Task statement: From the bakery text, please return the passage that runs from "Curmuffins’ rustic French" up to and including "of the week.", copied word for word.

Curmuffins’ rustic French sourdough, wheat seeded sourdough loaves, English muffins, brioche braids and puff tarts are all made with the kind of care you can taste. Now that the farmers markets are over, Owen bakes out of Bend Roots Mercantile on the east side, offering Saturday and Sunday morning pastries (think croissants and cinnamon rolls) along with a rotating supply of breads every day of the week.
“I like the visual,” Owen shares. “I don’t have a polished, neat style. With bread, I like the fact that the bread grows and becomes its own thing. People at markets will handpick something that speaks to them and I love that.”
Find Curmuffins’ baked goods at Bend Roots Mercantile, Locavore, Local Acres and even downtown at Dudley’s Bookshop Cafe, where her banana bread, coffee cake and chocolate babka make fine reading companions.
One Loaf
What started as one loaf of bread baked for the menu at San Simón has grown into a full-fledged micro-bakery for Jessica Dunaway, founder of One Loaf.

Her bread journey began as a passion project, something she did for herself and a few friends. Now, her artisan loaves are served at restaurants including Amaterra Kitchen + Social Club and Olvidemos wine and oyster bar. Her ciabatta rolls are the base for sandwiches at ‘Wich Doctor Sandwich Co. Her other bread offerings include a sandwich loaf, a cinnamon raisin loaf (a household fave and a by-product of her kids wanting softer bread) and ciabatta rolls. “I don’t bake or offer anything that I wouldn’t order for myself,” Dunaway says.
Beyond bread, she’s expanded into pastries and cookies, gluten-free muffins, scones and biscuits, many which make the coffee shop circuit around town. Palate, Still Vibrato, Fox & Fern, and Wild Roots Coffeehouse all carry One Loaf pastries. Seasonal favorites include a pumpkin-pecan maple muffin and a ginger molasses cookie, plus a tropical “tiki muffin” with mango, blueberry, coconut and lime.
To order directly from the cottage bakery, email jessica@oneloafbend.com.

Data extract:
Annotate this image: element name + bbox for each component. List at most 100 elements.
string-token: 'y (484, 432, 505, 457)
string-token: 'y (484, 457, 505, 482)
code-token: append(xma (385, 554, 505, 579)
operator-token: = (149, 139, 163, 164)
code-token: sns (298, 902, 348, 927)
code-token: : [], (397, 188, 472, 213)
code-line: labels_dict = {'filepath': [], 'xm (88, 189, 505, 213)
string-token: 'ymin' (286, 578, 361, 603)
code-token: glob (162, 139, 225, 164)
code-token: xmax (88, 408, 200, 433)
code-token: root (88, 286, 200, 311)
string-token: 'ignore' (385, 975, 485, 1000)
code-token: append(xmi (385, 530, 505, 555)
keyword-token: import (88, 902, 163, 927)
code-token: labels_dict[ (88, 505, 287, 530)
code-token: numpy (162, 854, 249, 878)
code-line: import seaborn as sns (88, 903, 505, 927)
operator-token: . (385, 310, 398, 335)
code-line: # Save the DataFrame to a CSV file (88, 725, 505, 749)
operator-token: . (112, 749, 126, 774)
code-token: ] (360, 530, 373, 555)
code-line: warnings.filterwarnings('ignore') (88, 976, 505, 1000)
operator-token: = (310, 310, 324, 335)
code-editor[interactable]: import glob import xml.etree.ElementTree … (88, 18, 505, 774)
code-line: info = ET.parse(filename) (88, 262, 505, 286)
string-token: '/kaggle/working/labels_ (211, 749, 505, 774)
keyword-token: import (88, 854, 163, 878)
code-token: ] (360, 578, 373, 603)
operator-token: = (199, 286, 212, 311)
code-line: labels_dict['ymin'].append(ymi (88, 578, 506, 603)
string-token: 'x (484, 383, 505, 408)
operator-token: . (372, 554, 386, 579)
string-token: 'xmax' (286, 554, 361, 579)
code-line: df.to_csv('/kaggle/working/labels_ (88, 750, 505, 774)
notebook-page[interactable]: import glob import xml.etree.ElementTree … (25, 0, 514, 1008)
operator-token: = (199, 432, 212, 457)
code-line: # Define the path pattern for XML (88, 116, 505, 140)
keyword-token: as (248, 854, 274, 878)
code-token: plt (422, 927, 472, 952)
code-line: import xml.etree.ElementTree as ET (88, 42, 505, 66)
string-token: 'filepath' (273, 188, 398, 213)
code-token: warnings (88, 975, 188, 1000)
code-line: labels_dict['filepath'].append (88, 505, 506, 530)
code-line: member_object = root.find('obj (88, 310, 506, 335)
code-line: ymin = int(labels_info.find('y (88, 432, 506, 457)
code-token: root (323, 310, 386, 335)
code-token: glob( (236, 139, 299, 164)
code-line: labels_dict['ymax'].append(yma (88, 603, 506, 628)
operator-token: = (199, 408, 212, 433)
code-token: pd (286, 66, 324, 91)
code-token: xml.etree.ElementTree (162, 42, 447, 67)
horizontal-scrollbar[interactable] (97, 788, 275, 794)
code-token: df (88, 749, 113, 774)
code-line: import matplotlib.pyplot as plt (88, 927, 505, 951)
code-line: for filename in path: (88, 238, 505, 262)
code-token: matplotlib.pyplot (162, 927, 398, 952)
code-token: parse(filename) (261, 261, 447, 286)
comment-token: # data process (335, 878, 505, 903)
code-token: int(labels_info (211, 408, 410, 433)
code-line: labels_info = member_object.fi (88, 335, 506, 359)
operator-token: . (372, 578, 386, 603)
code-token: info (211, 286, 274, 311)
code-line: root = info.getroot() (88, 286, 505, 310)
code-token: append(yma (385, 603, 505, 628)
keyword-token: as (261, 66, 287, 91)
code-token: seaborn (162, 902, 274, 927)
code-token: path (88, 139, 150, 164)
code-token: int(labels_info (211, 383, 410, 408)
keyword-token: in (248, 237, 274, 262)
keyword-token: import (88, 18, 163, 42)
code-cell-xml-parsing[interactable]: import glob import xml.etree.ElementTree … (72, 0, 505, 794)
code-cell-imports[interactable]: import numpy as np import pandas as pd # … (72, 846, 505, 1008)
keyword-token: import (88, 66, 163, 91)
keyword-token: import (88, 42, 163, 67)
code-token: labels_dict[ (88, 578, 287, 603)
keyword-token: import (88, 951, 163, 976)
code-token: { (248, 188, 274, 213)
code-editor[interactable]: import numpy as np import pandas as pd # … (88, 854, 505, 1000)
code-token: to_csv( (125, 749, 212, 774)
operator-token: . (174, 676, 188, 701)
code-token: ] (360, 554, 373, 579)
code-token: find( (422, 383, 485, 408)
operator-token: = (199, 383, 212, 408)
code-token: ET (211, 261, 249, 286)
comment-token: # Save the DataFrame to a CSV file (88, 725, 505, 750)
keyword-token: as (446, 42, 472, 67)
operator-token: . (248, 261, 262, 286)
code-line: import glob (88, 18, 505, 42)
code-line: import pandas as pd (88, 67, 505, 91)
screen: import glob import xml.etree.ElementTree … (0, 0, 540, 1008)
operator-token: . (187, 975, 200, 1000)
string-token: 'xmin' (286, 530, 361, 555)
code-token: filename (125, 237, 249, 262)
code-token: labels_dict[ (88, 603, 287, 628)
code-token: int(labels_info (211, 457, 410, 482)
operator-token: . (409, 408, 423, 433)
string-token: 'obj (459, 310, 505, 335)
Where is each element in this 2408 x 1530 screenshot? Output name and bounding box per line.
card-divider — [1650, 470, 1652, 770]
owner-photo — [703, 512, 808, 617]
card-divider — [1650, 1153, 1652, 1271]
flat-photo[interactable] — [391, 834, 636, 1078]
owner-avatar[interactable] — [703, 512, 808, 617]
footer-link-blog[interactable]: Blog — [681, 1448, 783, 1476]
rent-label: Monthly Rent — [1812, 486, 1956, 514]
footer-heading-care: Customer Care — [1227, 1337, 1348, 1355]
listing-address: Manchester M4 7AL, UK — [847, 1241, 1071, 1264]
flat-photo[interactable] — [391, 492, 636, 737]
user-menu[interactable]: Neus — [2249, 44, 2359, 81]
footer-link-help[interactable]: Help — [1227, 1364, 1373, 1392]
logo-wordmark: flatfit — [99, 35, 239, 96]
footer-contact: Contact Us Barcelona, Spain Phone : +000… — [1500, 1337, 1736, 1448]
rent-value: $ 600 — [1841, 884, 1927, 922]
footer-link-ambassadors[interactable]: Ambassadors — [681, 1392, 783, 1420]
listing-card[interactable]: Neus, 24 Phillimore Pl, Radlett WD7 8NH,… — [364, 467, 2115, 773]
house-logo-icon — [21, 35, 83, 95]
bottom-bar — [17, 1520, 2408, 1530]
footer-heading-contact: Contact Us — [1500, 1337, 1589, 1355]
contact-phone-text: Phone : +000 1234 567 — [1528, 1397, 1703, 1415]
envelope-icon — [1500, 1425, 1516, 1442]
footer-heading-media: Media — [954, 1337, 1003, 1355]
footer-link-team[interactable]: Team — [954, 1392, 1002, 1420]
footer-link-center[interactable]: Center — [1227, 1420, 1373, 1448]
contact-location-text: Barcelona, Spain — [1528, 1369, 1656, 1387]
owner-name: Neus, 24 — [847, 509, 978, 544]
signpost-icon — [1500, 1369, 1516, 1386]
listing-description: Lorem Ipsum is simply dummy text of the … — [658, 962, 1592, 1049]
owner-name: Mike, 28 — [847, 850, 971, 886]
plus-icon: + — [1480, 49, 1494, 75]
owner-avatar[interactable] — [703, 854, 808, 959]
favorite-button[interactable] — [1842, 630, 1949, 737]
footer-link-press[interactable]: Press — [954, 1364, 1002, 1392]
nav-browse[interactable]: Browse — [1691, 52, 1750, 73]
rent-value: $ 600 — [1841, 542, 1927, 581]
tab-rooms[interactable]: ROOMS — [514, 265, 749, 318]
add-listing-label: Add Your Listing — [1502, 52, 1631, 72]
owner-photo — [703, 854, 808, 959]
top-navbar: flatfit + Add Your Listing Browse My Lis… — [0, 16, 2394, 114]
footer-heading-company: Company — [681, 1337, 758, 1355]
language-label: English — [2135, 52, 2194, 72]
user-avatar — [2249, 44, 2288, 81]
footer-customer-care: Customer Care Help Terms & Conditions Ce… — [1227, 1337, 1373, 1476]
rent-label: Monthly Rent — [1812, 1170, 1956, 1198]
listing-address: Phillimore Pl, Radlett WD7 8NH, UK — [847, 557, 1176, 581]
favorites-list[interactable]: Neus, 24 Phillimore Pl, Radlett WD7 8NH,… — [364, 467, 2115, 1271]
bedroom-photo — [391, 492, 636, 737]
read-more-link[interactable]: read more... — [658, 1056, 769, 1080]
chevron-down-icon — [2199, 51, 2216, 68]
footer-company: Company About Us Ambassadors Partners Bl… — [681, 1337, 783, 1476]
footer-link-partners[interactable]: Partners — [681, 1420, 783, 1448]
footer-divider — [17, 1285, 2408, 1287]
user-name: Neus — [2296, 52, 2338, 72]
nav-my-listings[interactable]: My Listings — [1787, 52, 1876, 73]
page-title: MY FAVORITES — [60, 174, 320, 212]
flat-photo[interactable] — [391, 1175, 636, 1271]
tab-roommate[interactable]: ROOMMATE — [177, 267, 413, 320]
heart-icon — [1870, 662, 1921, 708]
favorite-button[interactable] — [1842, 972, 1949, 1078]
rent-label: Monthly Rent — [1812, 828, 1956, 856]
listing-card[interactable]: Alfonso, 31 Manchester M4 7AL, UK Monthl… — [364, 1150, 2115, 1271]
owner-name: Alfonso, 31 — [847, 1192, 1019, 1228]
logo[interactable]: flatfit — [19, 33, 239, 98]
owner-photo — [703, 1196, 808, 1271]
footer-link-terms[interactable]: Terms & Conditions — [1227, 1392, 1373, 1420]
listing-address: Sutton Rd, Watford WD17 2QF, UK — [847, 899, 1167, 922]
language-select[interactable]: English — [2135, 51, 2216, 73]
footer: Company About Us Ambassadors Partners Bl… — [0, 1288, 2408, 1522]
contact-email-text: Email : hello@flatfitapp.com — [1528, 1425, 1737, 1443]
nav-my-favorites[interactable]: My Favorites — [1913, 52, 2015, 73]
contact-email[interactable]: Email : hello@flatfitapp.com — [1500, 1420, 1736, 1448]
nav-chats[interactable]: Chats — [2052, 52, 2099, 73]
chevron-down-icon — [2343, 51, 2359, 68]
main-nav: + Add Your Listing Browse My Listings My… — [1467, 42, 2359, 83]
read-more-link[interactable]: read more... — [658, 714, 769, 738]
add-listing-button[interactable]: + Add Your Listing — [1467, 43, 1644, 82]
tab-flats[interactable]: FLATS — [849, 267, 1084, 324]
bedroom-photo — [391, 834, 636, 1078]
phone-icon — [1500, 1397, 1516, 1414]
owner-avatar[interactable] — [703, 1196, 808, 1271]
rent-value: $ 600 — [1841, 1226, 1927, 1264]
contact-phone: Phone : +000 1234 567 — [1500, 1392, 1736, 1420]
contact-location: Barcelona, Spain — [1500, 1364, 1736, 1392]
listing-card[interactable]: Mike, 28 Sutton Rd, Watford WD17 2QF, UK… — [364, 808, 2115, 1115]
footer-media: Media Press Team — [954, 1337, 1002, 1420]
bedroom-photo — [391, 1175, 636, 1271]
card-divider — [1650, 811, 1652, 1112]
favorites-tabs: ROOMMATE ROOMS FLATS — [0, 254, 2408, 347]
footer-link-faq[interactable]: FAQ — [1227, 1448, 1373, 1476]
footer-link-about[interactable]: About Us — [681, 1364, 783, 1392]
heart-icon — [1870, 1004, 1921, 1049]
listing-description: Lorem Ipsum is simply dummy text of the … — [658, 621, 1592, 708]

Response area:
Curmuffins’ rustic French sourdough, wheat seeded sourdough loaves, English muffins, brioche braids and puff tarts are all made with the kind of care you can taste. Now that the farmers markets are over, Owen bakes out of Bend Roots Mercantile on the east side, offering Saturday and Sunday morning pastries (think croissants and cinnamon rolls) along with a rotating supply of breads every day of the week.